- _Aim_
Count every line where "изложить" occurs. Give the total alone.

- _Data for the task_

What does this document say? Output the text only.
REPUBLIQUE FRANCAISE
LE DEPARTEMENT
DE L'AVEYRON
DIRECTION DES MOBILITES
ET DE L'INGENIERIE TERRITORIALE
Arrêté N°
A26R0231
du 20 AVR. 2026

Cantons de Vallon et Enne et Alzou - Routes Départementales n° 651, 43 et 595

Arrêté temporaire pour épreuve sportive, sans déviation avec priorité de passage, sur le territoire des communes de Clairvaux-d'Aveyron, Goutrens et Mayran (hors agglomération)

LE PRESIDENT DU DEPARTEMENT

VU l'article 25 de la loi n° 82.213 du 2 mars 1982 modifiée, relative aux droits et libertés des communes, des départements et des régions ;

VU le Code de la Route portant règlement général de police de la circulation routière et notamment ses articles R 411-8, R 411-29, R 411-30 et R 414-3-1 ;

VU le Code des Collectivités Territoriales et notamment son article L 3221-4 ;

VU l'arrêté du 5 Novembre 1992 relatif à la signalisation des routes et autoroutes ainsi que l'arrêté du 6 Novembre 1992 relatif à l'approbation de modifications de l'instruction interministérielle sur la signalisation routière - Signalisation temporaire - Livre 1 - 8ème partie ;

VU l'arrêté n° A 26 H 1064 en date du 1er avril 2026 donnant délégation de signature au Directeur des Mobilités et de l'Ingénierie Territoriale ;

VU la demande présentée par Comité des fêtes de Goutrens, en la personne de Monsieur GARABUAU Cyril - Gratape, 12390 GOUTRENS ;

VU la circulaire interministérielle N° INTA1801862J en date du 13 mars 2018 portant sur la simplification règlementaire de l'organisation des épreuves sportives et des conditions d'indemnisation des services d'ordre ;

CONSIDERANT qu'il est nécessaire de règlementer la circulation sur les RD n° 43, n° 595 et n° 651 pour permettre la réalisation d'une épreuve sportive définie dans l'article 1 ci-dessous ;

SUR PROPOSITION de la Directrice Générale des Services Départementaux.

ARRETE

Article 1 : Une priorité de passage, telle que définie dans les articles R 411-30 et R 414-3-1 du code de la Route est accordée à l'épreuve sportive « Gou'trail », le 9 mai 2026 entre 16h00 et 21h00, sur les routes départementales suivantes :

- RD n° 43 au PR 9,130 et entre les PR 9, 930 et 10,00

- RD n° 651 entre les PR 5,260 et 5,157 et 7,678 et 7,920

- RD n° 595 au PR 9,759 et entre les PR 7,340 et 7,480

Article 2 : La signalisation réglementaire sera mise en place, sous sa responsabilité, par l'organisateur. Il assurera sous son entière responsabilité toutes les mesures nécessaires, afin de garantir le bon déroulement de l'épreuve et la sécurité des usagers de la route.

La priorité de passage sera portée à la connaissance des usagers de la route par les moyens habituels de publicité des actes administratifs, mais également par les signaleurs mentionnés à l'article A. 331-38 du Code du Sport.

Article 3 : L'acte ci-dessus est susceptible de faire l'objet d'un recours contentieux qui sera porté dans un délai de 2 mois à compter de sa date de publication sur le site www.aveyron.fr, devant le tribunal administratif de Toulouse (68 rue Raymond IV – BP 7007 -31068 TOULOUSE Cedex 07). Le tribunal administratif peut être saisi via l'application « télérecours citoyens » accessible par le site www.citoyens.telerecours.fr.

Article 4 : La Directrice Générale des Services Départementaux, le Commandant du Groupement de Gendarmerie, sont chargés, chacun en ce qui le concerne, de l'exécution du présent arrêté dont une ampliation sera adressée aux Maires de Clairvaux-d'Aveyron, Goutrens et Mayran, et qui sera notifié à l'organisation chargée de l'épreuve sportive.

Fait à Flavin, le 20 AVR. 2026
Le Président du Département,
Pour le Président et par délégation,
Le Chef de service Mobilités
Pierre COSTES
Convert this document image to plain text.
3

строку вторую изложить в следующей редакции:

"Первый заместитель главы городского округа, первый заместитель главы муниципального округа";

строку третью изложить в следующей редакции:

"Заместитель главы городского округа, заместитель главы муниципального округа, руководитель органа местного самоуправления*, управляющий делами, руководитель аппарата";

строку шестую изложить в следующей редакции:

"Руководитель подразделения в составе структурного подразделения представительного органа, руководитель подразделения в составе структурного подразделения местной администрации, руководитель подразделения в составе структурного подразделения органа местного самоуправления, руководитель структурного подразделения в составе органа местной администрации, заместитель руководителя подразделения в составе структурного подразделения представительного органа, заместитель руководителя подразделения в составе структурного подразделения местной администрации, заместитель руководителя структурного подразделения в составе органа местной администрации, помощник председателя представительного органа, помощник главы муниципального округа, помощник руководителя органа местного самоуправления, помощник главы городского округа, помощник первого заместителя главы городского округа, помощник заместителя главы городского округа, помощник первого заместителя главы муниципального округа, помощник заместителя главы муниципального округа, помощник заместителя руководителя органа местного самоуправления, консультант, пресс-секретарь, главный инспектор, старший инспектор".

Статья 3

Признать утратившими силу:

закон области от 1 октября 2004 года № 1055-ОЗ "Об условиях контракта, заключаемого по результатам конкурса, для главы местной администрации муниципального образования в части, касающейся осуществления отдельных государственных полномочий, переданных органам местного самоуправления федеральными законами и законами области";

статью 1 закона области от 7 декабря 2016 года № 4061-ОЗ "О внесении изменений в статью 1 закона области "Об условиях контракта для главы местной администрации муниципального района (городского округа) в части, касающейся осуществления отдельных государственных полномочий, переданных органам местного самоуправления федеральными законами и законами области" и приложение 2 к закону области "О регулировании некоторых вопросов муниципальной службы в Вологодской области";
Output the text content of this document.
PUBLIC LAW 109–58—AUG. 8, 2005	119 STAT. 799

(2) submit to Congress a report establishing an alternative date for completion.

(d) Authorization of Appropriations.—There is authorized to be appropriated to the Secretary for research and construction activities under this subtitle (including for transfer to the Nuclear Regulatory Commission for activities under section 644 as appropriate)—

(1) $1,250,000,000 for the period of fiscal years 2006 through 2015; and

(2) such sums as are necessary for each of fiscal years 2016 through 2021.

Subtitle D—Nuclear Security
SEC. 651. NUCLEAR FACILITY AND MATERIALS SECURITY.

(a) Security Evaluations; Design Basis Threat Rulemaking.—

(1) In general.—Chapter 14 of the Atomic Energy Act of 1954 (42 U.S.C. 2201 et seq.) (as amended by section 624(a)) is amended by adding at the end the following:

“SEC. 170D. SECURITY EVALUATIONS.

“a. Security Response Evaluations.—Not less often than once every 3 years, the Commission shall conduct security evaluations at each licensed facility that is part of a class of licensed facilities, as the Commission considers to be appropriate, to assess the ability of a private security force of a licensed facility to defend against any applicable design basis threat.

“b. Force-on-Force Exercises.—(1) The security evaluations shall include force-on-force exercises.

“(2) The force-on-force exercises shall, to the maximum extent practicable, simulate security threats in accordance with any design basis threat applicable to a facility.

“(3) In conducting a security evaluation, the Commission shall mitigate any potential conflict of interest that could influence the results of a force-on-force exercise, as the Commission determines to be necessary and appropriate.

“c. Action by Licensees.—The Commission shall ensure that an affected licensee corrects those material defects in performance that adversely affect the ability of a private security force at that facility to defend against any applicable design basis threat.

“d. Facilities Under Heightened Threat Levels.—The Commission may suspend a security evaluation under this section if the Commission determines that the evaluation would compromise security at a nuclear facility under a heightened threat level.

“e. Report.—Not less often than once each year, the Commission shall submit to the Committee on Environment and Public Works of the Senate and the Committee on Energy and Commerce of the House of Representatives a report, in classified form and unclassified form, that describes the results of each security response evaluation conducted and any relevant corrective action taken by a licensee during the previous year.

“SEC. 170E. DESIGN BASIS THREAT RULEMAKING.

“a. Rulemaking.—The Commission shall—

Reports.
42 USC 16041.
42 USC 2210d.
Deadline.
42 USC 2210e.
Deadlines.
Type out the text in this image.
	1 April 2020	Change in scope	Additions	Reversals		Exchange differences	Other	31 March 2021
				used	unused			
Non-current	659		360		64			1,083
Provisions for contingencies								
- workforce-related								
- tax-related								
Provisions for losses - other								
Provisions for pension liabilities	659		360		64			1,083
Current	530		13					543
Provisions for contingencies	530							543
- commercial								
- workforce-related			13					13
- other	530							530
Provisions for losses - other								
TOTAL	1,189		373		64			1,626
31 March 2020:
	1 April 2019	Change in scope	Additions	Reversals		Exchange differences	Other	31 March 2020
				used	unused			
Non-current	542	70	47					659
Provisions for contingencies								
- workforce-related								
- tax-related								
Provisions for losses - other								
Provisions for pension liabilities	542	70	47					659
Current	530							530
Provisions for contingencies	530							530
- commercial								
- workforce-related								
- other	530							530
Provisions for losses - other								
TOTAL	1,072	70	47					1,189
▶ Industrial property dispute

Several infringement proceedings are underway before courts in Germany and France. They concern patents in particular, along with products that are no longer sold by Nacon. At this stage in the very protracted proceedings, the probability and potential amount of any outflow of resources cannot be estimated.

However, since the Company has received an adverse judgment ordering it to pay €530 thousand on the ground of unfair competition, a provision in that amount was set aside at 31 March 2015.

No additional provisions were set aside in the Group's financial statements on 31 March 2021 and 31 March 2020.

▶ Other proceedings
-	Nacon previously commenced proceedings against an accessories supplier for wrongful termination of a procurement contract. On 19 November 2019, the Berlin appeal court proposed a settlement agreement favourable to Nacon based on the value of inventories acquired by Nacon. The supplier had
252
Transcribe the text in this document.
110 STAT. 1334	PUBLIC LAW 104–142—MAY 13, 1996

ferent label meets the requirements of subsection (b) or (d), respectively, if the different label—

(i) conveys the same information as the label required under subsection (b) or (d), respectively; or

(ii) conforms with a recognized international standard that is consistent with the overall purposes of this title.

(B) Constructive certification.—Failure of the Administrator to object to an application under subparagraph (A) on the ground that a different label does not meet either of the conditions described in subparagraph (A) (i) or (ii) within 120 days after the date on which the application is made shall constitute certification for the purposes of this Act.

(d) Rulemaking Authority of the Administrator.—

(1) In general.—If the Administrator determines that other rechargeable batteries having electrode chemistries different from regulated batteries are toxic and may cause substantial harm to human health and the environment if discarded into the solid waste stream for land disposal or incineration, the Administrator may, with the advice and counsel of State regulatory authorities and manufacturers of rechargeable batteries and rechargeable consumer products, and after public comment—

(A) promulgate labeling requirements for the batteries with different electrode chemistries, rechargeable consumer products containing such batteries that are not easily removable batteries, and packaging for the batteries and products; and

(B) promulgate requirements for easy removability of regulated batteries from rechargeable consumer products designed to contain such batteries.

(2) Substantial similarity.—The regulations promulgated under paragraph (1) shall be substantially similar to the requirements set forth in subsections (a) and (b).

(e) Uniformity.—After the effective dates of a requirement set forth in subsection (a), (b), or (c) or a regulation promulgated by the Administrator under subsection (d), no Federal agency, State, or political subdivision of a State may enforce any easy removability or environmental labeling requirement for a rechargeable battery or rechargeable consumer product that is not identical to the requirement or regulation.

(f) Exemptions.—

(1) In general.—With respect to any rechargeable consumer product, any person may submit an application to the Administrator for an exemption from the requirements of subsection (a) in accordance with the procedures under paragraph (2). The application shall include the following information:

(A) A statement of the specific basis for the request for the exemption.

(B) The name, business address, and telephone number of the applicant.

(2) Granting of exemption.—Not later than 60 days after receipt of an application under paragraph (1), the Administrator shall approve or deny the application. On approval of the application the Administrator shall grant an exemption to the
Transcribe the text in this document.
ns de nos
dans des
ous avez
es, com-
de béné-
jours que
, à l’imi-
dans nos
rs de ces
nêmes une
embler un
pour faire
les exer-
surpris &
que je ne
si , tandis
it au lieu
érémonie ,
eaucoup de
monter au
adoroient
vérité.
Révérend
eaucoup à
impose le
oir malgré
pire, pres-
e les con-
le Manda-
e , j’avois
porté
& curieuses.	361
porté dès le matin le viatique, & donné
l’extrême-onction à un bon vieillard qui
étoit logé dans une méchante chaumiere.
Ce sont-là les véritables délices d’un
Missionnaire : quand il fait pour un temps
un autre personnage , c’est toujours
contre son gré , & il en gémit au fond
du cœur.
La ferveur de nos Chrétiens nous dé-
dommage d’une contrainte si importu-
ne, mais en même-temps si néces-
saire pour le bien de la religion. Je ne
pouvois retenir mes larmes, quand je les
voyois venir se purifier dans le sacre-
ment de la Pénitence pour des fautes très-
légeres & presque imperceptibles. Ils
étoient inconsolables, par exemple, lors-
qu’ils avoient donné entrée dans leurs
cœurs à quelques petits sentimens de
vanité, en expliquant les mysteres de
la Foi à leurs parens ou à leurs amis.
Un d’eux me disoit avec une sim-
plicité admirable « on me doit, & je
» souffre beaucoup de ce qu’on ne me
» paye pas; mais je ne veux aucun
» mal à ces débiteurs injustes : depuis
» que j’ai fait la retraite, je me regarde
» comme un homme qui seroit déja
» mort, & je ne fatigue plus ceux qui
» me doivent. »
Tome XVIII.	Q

- _Task response_
3